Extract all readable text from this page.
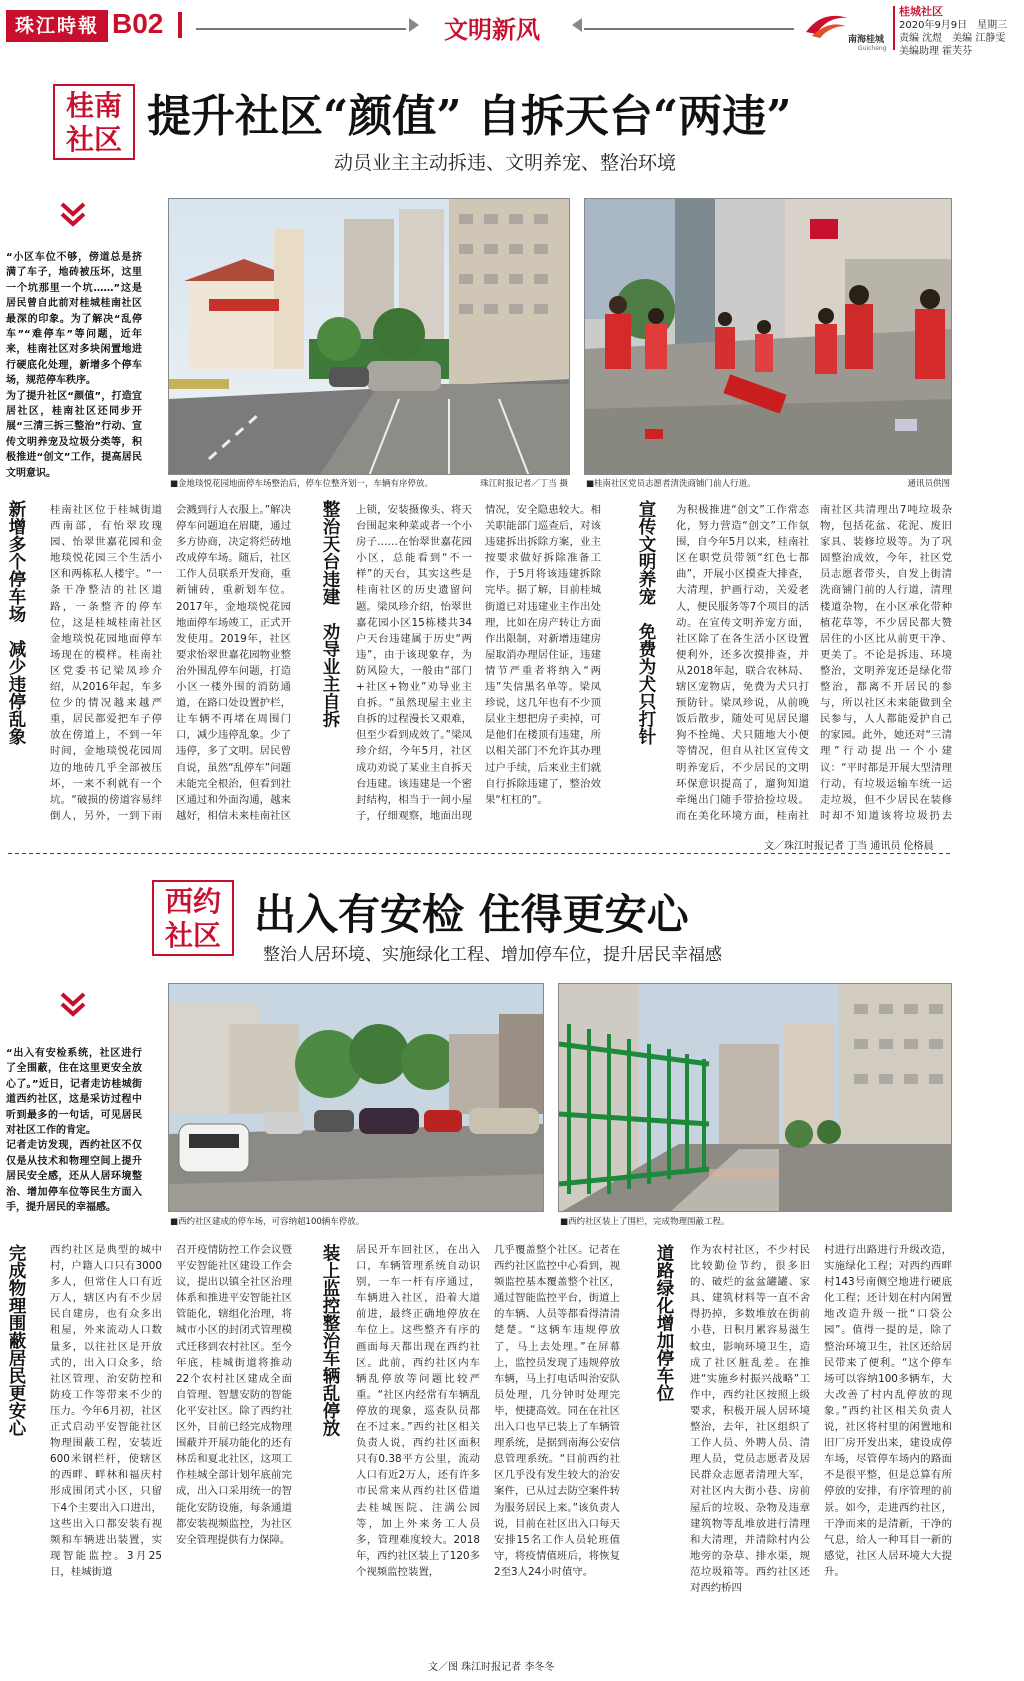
珠江時報 B02	文明新风	南海桂城
Guicheng
桂城社区
2020年9月9日　星期三
责编 沈煜　美编 江静雯
美编助理 霍芙芬
桂南
社区 提升社区“颜值” 自拆天台“两违”
动员业主主动拆违、文明养宠、整治环境

“小区车位不够，傍道总是挤满了车子，地砖被压坏，这里一个坑那里一个坑……”这是居民曾自此前对桂城桂南社区最深的印象。为了解决“乱停车”“难停车”等问题，近年来，桂南社区对多块闲置地进行硬底化处理，新增多个停车场，规范停车秩序。

为了提升社区“颜值”，打造宜居社区，桂南社区还同步开展“三清三拆三整治”行动、宣传文明养宠及垃圾分类等，积极推进“创文”工作，提高居民文明意识。

■金地琰悦花园地面停车场整治后，停车位整齐划一，车辆有序停放。	珠江时报记者／丁当 摄 ■桂南社区党员志愿者清洗商铺门前人行道。	通讯员供图
新增多个停车场　减少违停乱象 桂南社区位于桂城街道西南部，有怡翠玫瑰园、怡翠世嘉花园和金地琰悦花园三个生活小区和两栋私人楼宇。“一条干净整洁的社区道路，一条整齐的停车位，这是桂城桂南社区金地琰悦花园地面停车场现在的模样。桂南社区党委书记梁凤珍介绍，从2016年起，车多位少的情况越来越严重，居民都爱把车子停放在傍道上，不到一年时间，金地琰悦花园周边的地砖几乎全部被压坏，一来不利就有一个坑。“破损的傍道容易绊倒人，另外，一到下雨
会溅到行人衣服上。”解决停车问题迫在眉睫，通过多方协商，决定将烂砖地改成停车场。随后，社区工作人员联系开发商，重新铺砖，重新划车位。2017年，金地琰悦花园地面停车场竣工，正式开发使用。2019年，社区要求怡翠世嘉花园物业整治外围乱停车问题，打造小区一楼外围的消防通道，在路口处设置护栏，让车辆不再堵在周围门口，减少违停乱象。少了违停，多了文明。居民曾自说，虽然“乱停车”问题未能完全根治，但看到社区通过和外面沟通，越来越好，相信未来桂南社区
整治天台违建　劝导业主自拆 上锁，安装摄像头、将天台围起来种菜或者一个小房子……在怡翠世嘉花园小区，总能看到“不一样”的天台，其实这些是桂南社区的历史遗留问题。梁凤珍介绍，怡翠世嘉花园小区15栋楼共34户天台违建属于历史“两违”，由于该现象存，为防风险大，一般由“部门+社区+物业”劝导业主自拆。“虽然现屋主业主自拆的过程漫长又艰难，但至少看到成效了。”梁凤珍介绍，今年5月，社区成功劝说了某业主自拆天台违建。该违建是一个密封结构，相当于一间小屋子，仔细观察，地面出现
情况，安全隐患较大。相关职能部门巡查后，对该违建拆出拆除方案，业主按要求做好拆除准备工作，于5月将该违建拆除完毕。据了解，目前桂城街道已对违建业主作出处理，比如在房产转让方面作出限制，对新增违建房屋取消办理居住证，违建情节严重者将纳入“两违”失信黑名单等。梁凤珍说，这几年也有不少顶层业主想把房子卖掉，可是他们在楼顶有违建，所以相关部门不允许其办理过户手续，后来业主们就自行拆除违建了，整治效果“杠杠的”。
宣传文明养宠　免费为犬只打针 为积极推进“创文”工作常态化，努力营造“创文”工作氛围，自今年5月以来，桂南社区在职党员带领“红色七都曲”，开展小区摸查大排查，大清理，护画行动，关爱老人，便民服务等7个项目的活动。在宣传文明养宠方面，社区除了在各生活小区设置便利外，还多次摸排查，并从2018年起，联合农林局、辖区宠物店，免费为犬只打预防针。梁凤珍说，从前晚饭后散步，随处可见居民遛狗不拴绳、犬只随地大小便等情况，但自从社区宣传文明养宠后，不少居民的文明环保意识提高了，遛狗知道牵绳出门随手带拾捡垃圾。而在美化环境方面，桂南社
南社区共清理出7吨垃圾杂物，包括花盆、花泥、废旧家具、装修垃圾等。为了巩固整治成效，今年，社区党员志愿者带头，自发上街清洗商铺门前的人行道，清理楼道杂物，在小区承化带种植花草等，不少居民都大赞居住的小区比从前更干净、更美了。不论是拆违、环境整治，文明养宠还是绿化带整治，都离不开居民的参与，所以社区未来能做到全民参与，人人都能爱护自己的家园。此外，她还对“三清理”行动提出一个小建议：“平时都是开展大型清理行动，有垃圾运输车统一运走垃圾，但不少居民在装修时却不知道该将垃圾扔去
文／珠江时报记者 丁当 通讯员 伦格晨
西约
社区 出入有安检 住得更安心
整治人居环境、实施绿化工程、增加停车位，提升居民幸福感

“出入有安检系统，社区进行了全围蔽，住在这里更安全放心了。”近日，记者走访桂城街道西约社区，这是采访过程中听到最多的一句话，可见居民对社区工作的肯定。

记者走访发现，西约社区不仅仅是从技术和物理空间上提升居民安全感，还从人居环境整治、增加停车位等民生方面入手，提升居民的幸福感。

■西约社区建成的停车场，可容纳超100辆车停放。	■西约社区装上了围栏，完成物理围蔽工程。
完成物理围蔽居民更安心 西约社区是典型的城中村，户籍人口只有3000多人，但常住人口有近万人，辖区内有不少居民自建房，也有众多出租屋，外来流动人口数量多，以往社区是开放式的，出入口众多，给社区管理、治安防控和防疫工作等带来不少的压力。今年6月初，社区正式启动平安智能社区物理围蔽工程，安装近600米钢栏杆，使辖区的西畔、畔林和福庆村形成围闭式小区，只留下4个主要出入口进出，这些出入口都安装有视频和车辆进出装置，实现智能监控。3月25日，桂城街道
召开疫情防控工作会议暨平安智能社区建设工作会议，提出以镇全社区治理体系和推进平安智能社区管能化，辖组化治理，将城市小区的封闭式管理模式迁移到农村社区。至今年底，桂城街道将推动22个农村社区建成全面自管理、智慧安防的智能化平安社区。除了西约社区外，目前已经完成物理围蔽并开展功能化的还有林岳和夏北社区，这项工作桂城全部计划年底前完成，出入口采用统一的智能化安防设施，每条通道都安装视频监控，为社区安全管理提供有力保障。
装上监控整治车辆乱停放 居民开车回社区，在出入口，车辆管理系统自动识别，一车一杆有序通过，车辆进入社区，沿着大道前进，最终正确地停放在车位上。这些整齐有序的画面每天都出现在西约社区。此前，西约社区内车辆乱停放等问题比较严重。“社区内经常有车辆乱停放的现象，巡查队员都在不过来。”西约社区相关负责人说，西约社区面积只有0.38平方公里，流动人口有近2万人，还有许多市民常来从西约社区借道去桂城医院、注满公园等，加上外来务工人员多，管理难度较大。2018年，西约社区装上了120多个视频监控装置，
几乎覆盖整个社区。记者在西约社区监控中心看到，视频监控基本覆盖整个社区，通过智能监控平台，街道上的车辆、人员等都看得清清楚楚。“这辆车违规停放了，马上去处理。”在屏幕上，监控员发现了违规停放车辆，马上打电话叫治安队员处理，几分钟时处理完毕，便捷高效。同在在社区出入口也早已装上了车辆管理系统，是据到南海公安信息管理系统。“目前西约社区几乎没有发生较大的治安案件，已从过去防空案件转为服务居民上来。”该负责人说，目前在社区出入口每天安排15名工作人员轮班值守，将疫情值班后，将恢复2至3人24小时值守。
道路绿化增加停车位 作为农村社区，不少村民比较勤俭节约，很多旧的、破烂的盆盆罐罐、家具、建筑材料等一直不舍得扔掉，多数堆放在街前小巷，日积月累容易滋生蚊虫，影响环境卫生，造成了社区脏乱差。在推进“实施乡村振兴战略”工作中，西约社区按照上级要求，积极开展人居环境整治，去年，社区组织了工作人员、外聘人员、清理人员，党员志愿者及居民群众志愿者清理大军，对社区内大街小巷、房前屋后的垃圾、杂物及违章建筑物等乱堆放进行清理和大清理，并清除村内公地旁的杂草、排水渠，规范垃圾箱等。西约社区还对西约桥四
村进行出路进行升级改造，实施绿化工程；对西约西畔村143号南侧空地进行硬底化工程；还计划在村内闲置地改造升级一批“口袋公园”。值得一提的是，除了整治环境卫生，社区还给居民带来了便利。“这个停车场可以容纳100多辆车，大大改善了村内乱停放的现象。”西约社区相关负责人说，社区将村里的闲置地和旧厂房开发出来，建设成停车场，尽管停车场内的路面不是很平整，但是总算有所停放的安排，有序管理的前景。如今，走进西约社区，干净而来的是清新，干净的气息，给人一种耳目一新的感觉，社区人居环境大大提升。
文／图 珠江时报记者 李冬冬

==================================================

■ Problem statement:
Filter the listing above by the word "珠江时报记者"; copy each line that passes.

■ Written solution:
■金地琰悦花园地面停车场整治后，停车位整齐划一，车辆有序停放。	珠江时报记者／丁当 摄 ■桂南社区党员志愿者清洗商铺门前人行道。	通讯员供图
文／珠江时报记者 丁当 通讯员 伦格晨
文／图 珠江时报记者 李冬冬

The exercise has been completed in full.